- INSTRUCTIONS TO FOLLOW
Transcribe all of the data exactly. Omit the pictures.

(Extracted records)
• • • • •

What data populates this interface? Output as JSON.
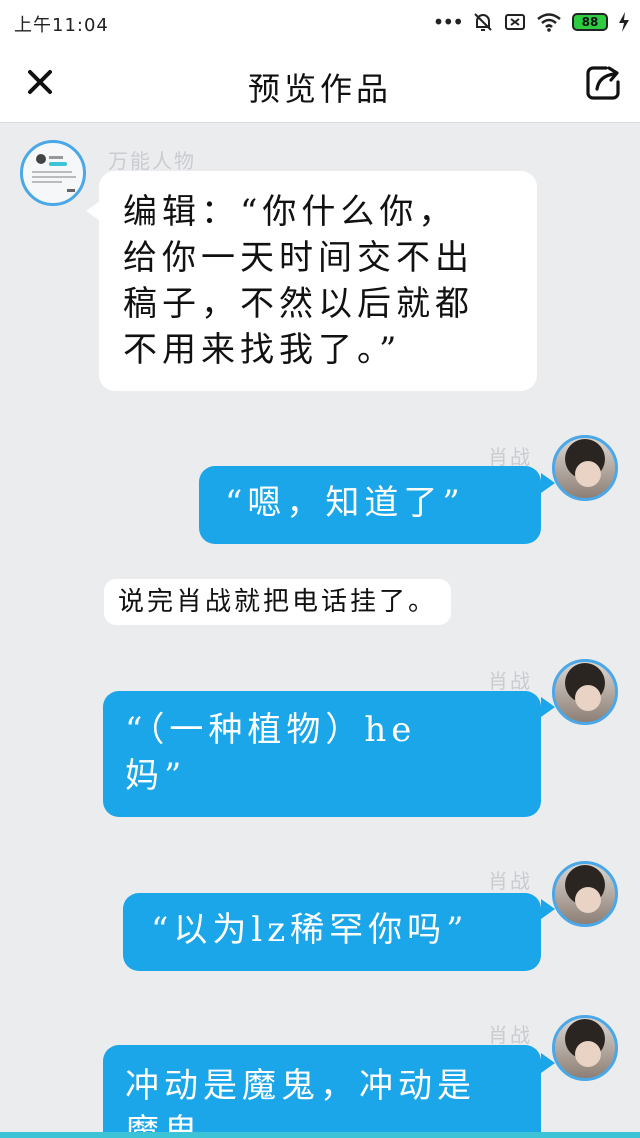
{
  "status_bar": {
    "time": "上午11:04",
    "battery": "88",
    "icons": [
      "more-dots-icon",
      "bell-muted-icon",
      "sim-x-icon",
      "wifi-icon",
      "battery-icon",
      "charging-bolt-icon"
    ]
  },
  "header": {
    "title": "预览作品",
    "close_icon": "close-icon",
    "share_icon": "share-icon"
  },
  "messages": [
    {
      "speaker": "万能人物",
      "side": "left",
      "text_lines": [
        "编辑：“你什么你，",
        "给你一天时间交不出",
        "稿子，不然以后就都",
        "不用来找我了。”"
      ]
    },
    {
      "speaker": "肖战",
      "side": "right",
      "text_lines": [
        "“嗯，知道了”"
      ]
    },
    {
      "type": "narration",
      "text": "说完肖战就把电话挂了。"
    },
    {
      "speaker": "肖战",
      "side": "right",
      "text_lines": [
        "“（一种植物）he",
        "妈”"
      ]
    },
    {
      "speaker": "肖战",
      "side": "right",
      "text_lines": [
        "“以为lz稀罕你吗”"
      ]
    },
    {
      "speaker": "肖战",
      "side": "right",
      "text_lines": [
        "冲动是魔鬼，冲动是",
        "魔鬼"
      ]
    }
  ],
  "colors": {
    "accent": "#1aa6e8",
    "avatar_border": "#4aa7e8",
    "background": "#ebecee",
    "bottom_strip": "#3cc3d6"
  }
}
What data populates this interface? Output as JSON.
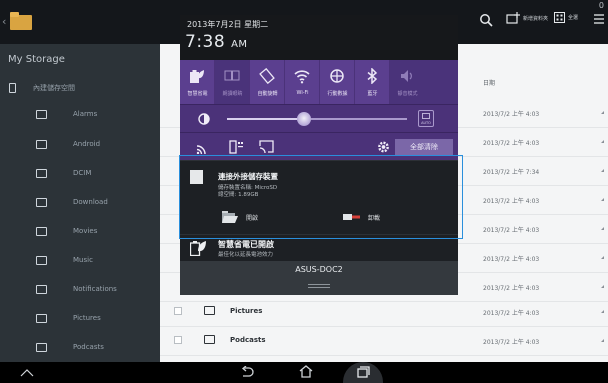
{
  "file_manager": {
    "top_clock": "0",
    "add_label": "新增資料夾",
    "select_label": "全選",
    "sidebar_title": "My Storage",
    "sidebar_root": "內建儲存空間",
    "sidebar_items": [
      "Alarms",
      "Android",
      "DCIM",
      "Download",
      "Movies",
      "Music",
      "Notifications",
      "Pictures",
      "Podcasts"
    ],
    "column_date": "日期",
    "row_dates": [
      "2013/7/2 上午 4:03",
      "2013/7/2 上午 4:03",
      "2013/7/2 上午 7:34",
      "2013/7/2 上午 4:03",
      "2013/7/2 上午 4:03",
      "2013/7/2 上午 4:03",
      "2013/7/2 上午 4:03",
      "2013/7/2 上午 4:03",
      "2013/7/2 上午 4:03"
    ],
    "visible_rows": [
      "Pictures",
      "Podcasts"
    ]
  },
  "shade": {
    "date": "2013年7月2日 星期二",
    "time": "7:38",
    "ampm": "AM",
    "quick_settings": [
      {
        "label": "智慧省電",
        "icon": "power-saving-icon",
        "dim": false
      },
      {
        "label": "朗讀眼睛",
        "icon": "reading-mode-icon",
        "dim": true
      },
      {
        "label": "自動旋轉",
        "icon": "auto-rotate-icon",
        "dim": false
      },
      {
        "label": "Wi-Fi",
        "icon": "wifi-icon",
        "dim": false
      },
      {
        "label": "行動數據",
        "icon": "mobile-data-icon",
        "dim": false
      },
      {
        "label": "藍牙",
        "icon": "bluetooth-icon",
        "dim": false
      },
      {
        "label": "靜音模式",
        "icon": "silent-mode-icon",
        "dim": true
      }
    ],
    "brightness_level": 0.43,
    "auto_label": "AUTO",
    "clear_all_label": "全部清除",
    "usb_notification": {
      "title": "連接外接儲存裝置",
      "line1": "儲存裝置名稱: MicroSD",
      "line2": "總空間: 1.89GB",
      "open_label": "開啟",
      "eject_label": "卸載"
    },
    "power_notification": {
      "title": "智慧省電已開啟",
      "subtitle": "最佳化以延長電池效力"
    },
    "device_name": "ASUS-DOC2"
  },
  "colors": {
    "shade_purple": "#5b3f8f",
    "highlight_blue": "#2a8fdc"
  }
}
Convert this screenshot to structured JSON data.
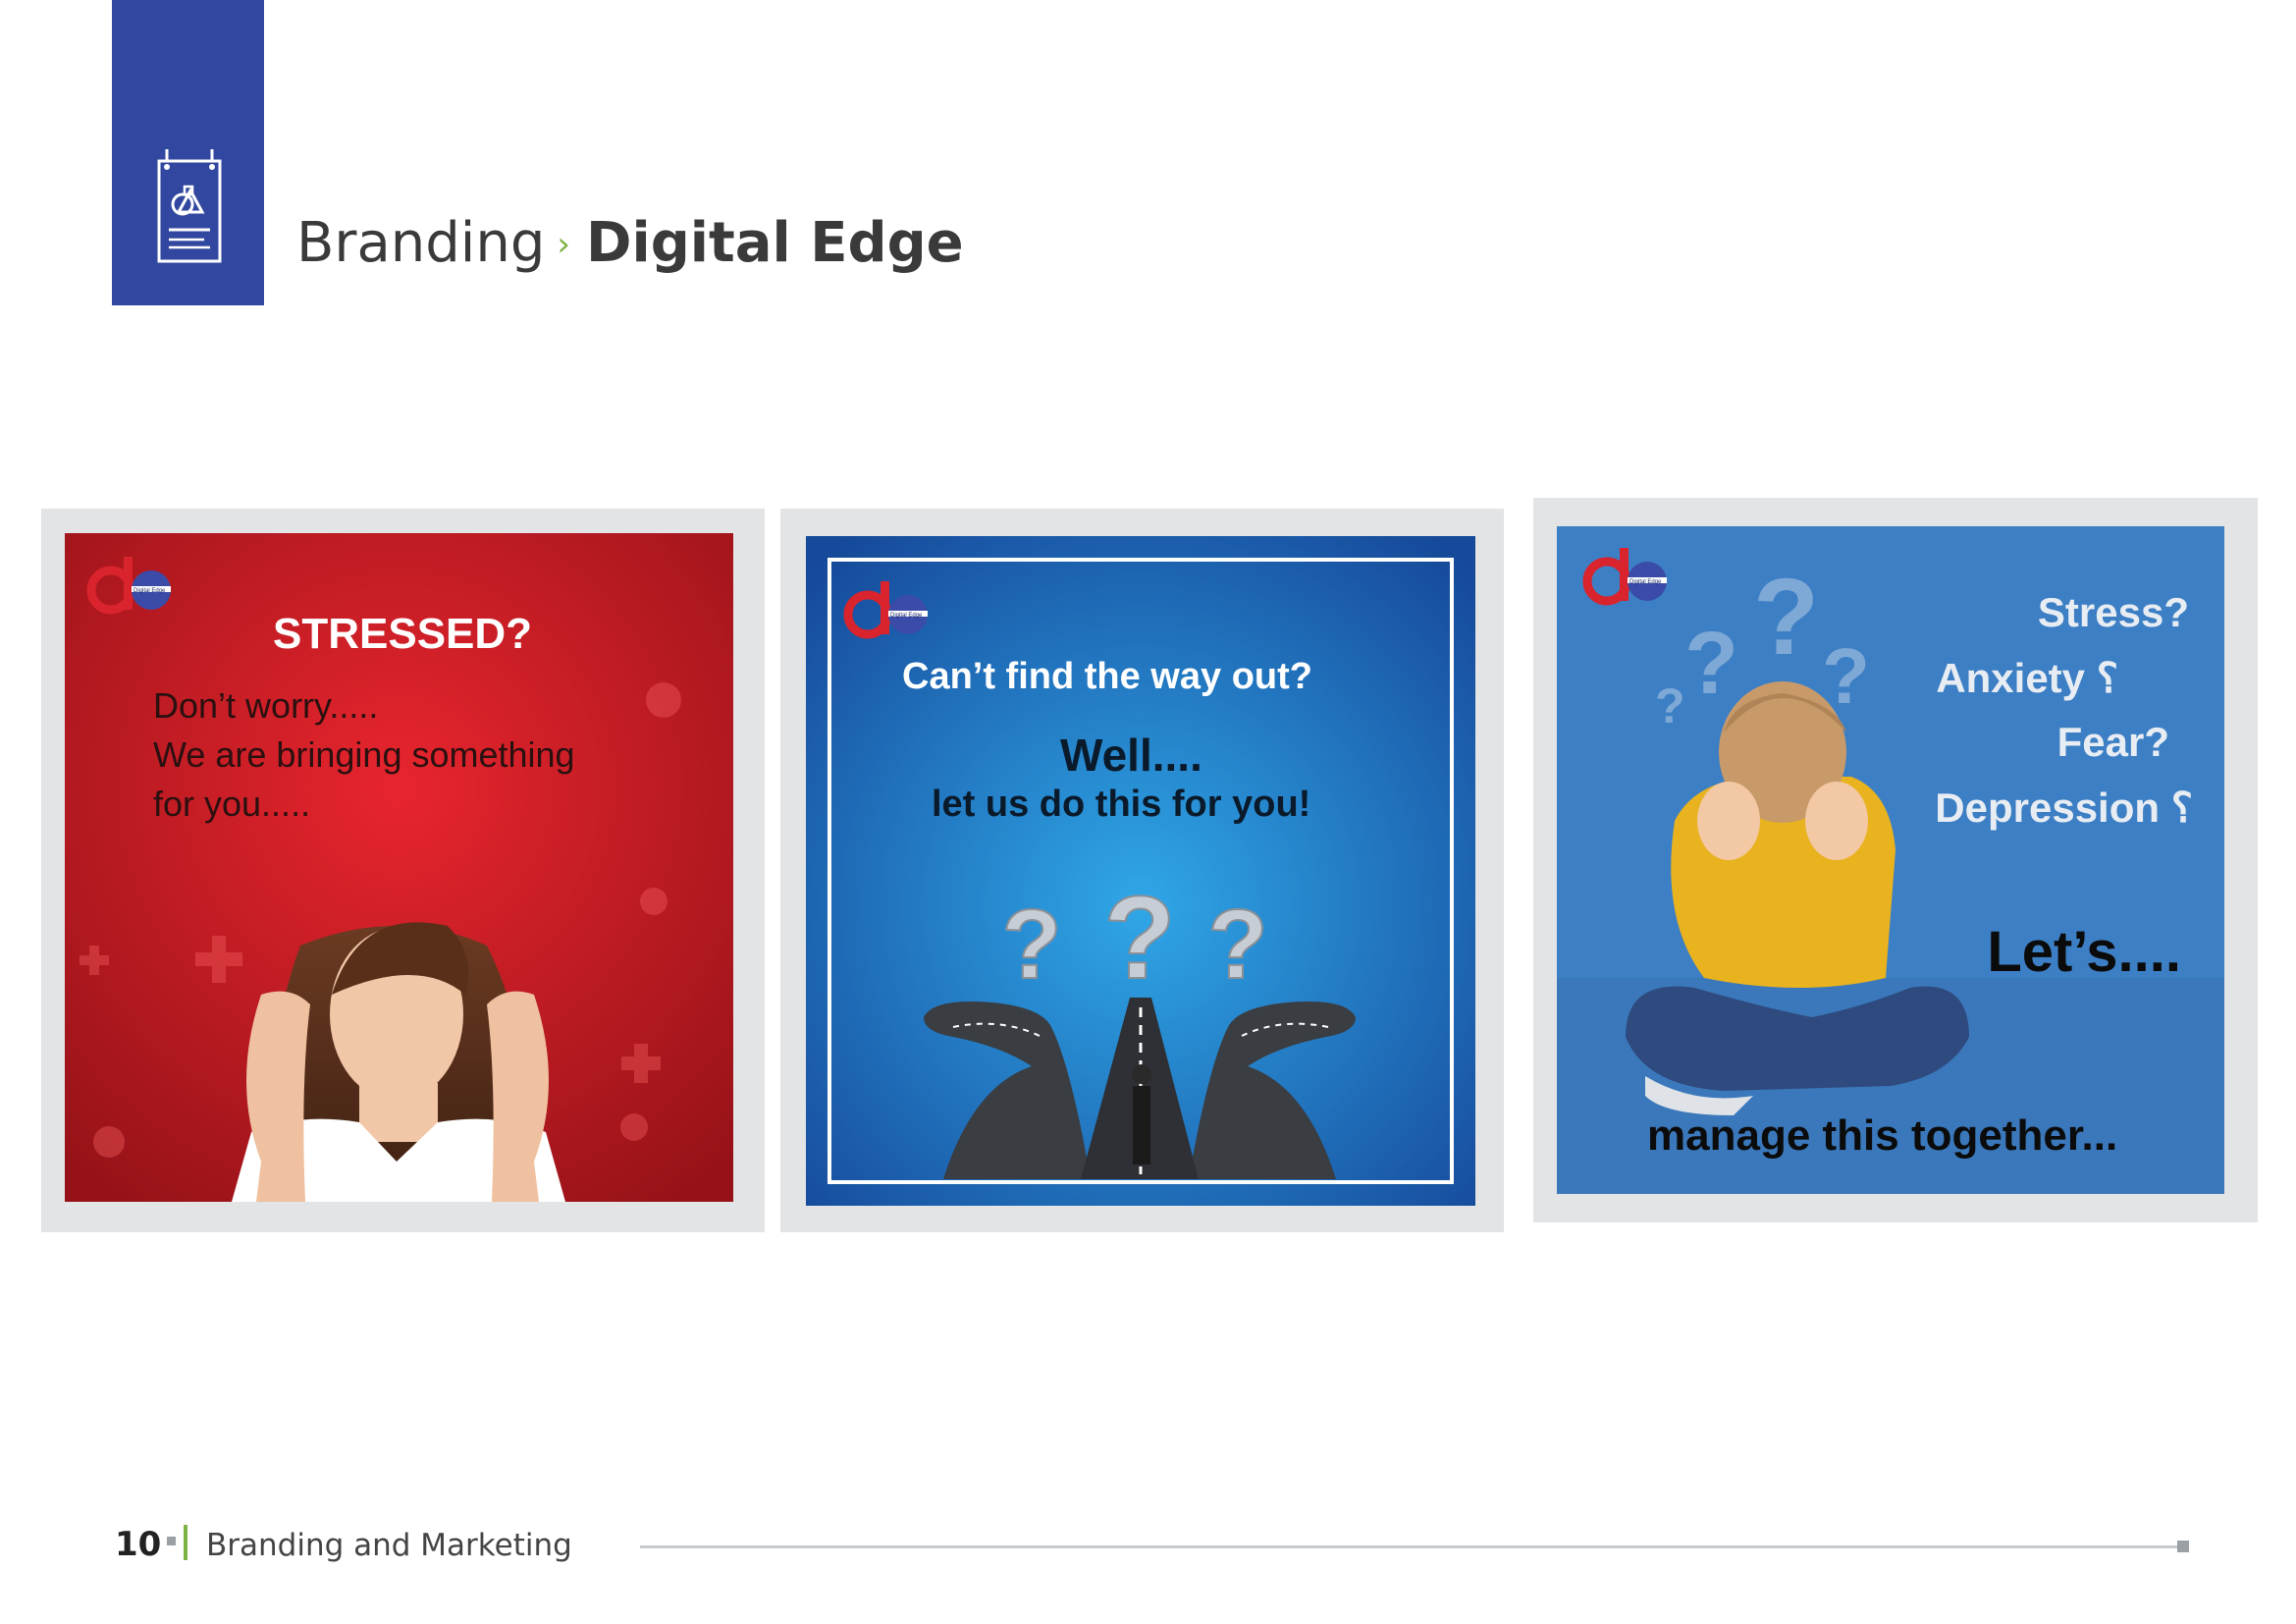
{
  "header": {
    "section": "Branding",
    "separator": "›",
    "title": "Digital Edge",
    "icon": "design-brief-icon"
  },
  "posters": [
    {
      "logo_text": "Digital Edge",
      "headline": "STRESSED?",
      "lines": [
        "Don’t worry.....",
        "We are bringing something",
        "for you....."
      ]
    },
    {
      "logo_text": "Digital Edge",
      "headline": "Can’t find the way out?",
      "line2": "Well....",
      "line3": "let us do this for you!"
    },
    {
      "logo_text": "Digital Edge",
      "words": [
        "Stress?",
        "Anxiety ؟",
        "Fear?",
        "Depression ؟"
      ],
      "lets": "Let’s....",
      "bottom": "manage this together..."
    }
  ],
  "footer": {
    "page_number": "10",
    "label": "Branding and Marketing"
  },
  "colors": {
    "brand_blue": "#3248a0",
    "accent_green": "#7cb342",
    "poster1_red": "#d61f2c",
    "poster2_blue": "#1d74c9",
    "poster3_blue": "#3d7fc4"
  }
}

• • • • •

- EXERCISE OUTPUT
What data populates this interface? Output as JSON.
{
  "status_bar": {
    "time": "上午11:04",
    "battery": "88",
    "icons": [
      "more-dots-icon",
      "bell-muted-icon",
      "sim-x-icon",
      "wifi-icon",
      "battery-icon",
      "charging-bolt-icon"
    ]
  },
  "header": {
    "title": "预览作品",
    "close_icon": "close-icon",
    "share_icon": "share-icon"
  },
  "messages": [
    {
      "speaker": "万能人物",
      "side": "left",
      "text_lines": [
        "编辑：“你什么你，",
        "给你一天时间交不出",
        "稿子，不然以后就都",
        "不用来找我了。”"
      ]
    },
    {
      "speaker": "肖战",
      "side": "right",
      "text_lines": [
        "“嗯，知道了”"
      ]
    },
    {
      "type": "narration",
      "text": "说完肖战就把电话挂了。"
    },
    {
      "speaker": "肖战",
      "side": "right",
      "text_lines": [
        "“（一种植物）he",
        "妈”"
      ]
    },
    {
      "speaker": "肖战",
      "side": "right",
      "text_lines": [
        "“以为lz稀罕你吗”"
      ]
    },
    {
      "speaker": "肖战",
      "side": "right",
      "text_lines": [
        "冲动是魔鬼，冲动是",
        "魔鬼"
      ]
    }
  ],
  "colors": {
    "accent": "#1aa6e8",
    "avatar_border": "#4aa7e8",
    "background": "#ebecee",
    "bottom_strip": "#3cc3d6"
  }
}
What data populates this interface? Output as JSON.
{
  "file_manager": {
    "top_clock": "0",
    "add_label": "新增資料夾",
    "select_label": "全選",
    "sidebar_title": "My Storage",
    "sidebar_root": "內建儲存空間",
    "sidebar_items": [
      "Alarms",
      "Android",
      "DCIM",
      "Download",
      "Movies",
      "Music",
      "Notifications",
      "Pictures",
      "Podcasts"
    ],
    "column_date": "日期",
    "row_dates": [
      "2013/7/2 上午 4:03",
      "2013/7/2 上午 4:03",
      "2013/7/2 上午 7:34",
      "2013/7/2 上午 4:03",
      "2013/7/2 上午 4:03",
      "2013/7/2 上午 4:03",
      "2013/7/2 上午 4:03",
      "2013/7/2 上午 4:03",
      "2013/7/2 上午 4:03"
    ],
    "visible_rows": [
      "Pictures",
      "Podcasts"
    ]
  },
  "shade": {
    "date": "2013年7月2日 星期二",
    "time": "7:38",
    "ampm": "AM",
    "quick_settings": [
      {
        "label": "智慧省電",
        "icon": "power-saving-icon",
        "dim": false
      },
      {
        "label": "朗讀眼睛",
        "icon": "reading-mode-icon",
        "dim": true
      },
      {
        "label": "自動旋轉",
        "icon": "auto-rotate-icon",
        "dim": false
      },
      {
        "label": "Wi-Fi",
        "icon": "wifi-icon",
        "dim": false
      },
      {
        "label": "行動數據",
        "icon": "mobile-data-icon",
        "dim": false
      },
      {
        "label": "藍牙",
        "icon": "bluetooth-icon",
        "dim": false
      },
      {
        "label": "靜音模式",
        "icon": "silent-mode-icon",
        "dim": true
      }
    ],
    "brightness_level": 0.43,
    "auto_label": "AUTO",
    "clear_all_label": "全部清除",
    "usb_notification": {
      "title": "連接外接儲存裝置",
      "line1": "儲存裝置名稱: MicroSD",
      "line2": "總空間: 1.89GB",
      "open_label": "開啟",
      "eject_label": "卸載"
    },
    "power_notification": {
      "title": "智慧省電已開啟",
      "subtitle": "最佳化以延長電池效力"
    },
    "device_name": "ASUS-DOC2"
  },
  "colors": {
    "shade_purple": "#5b3f8f",
    "highlight_blue": "#2a8fdc"
  }
}
Convert this screenshot to structured JSON data.
{
  "header": {
    "section": "Branding",
    "separator": "›",
    "title": "Digital Edge",
    "icon": "design-brief-icon"
  },
  "posters": [
    {
      "logo_text": "Digital Edge",
      "headline": "STRESSED?",
      "lines": [
        "Don’t worry.....",
        "We are bringing something",
        "for you....."
      ]
    },
    {
      "logo_text": "Digital Edge",
      "headline": "Can’t find the way out?",
      "line2": "Well....",
      "line3": "let us do this for you!"
    },
    {
      "logo_text": "Digital Edge",
      "words": [
        "Stress?",
        "Anxiety ؟",
        "Fear?",
        "Depression ؟"
      ],
      "lets": "Let’s....",
      "bottom": "manage this together..."
    }
  ],
  "footer": {
    "page_number": "10",
    "label": "Branding and Marketing"
  },
  "colors": {
    "brand_blue": "#3248a0",
    "accent_green": "#7cb342",
    "poster1_red": "#d61f2c",
    "poster2_blue": "#1d74c9",
    "poster3_blue": "#3d7fc4"
  }
}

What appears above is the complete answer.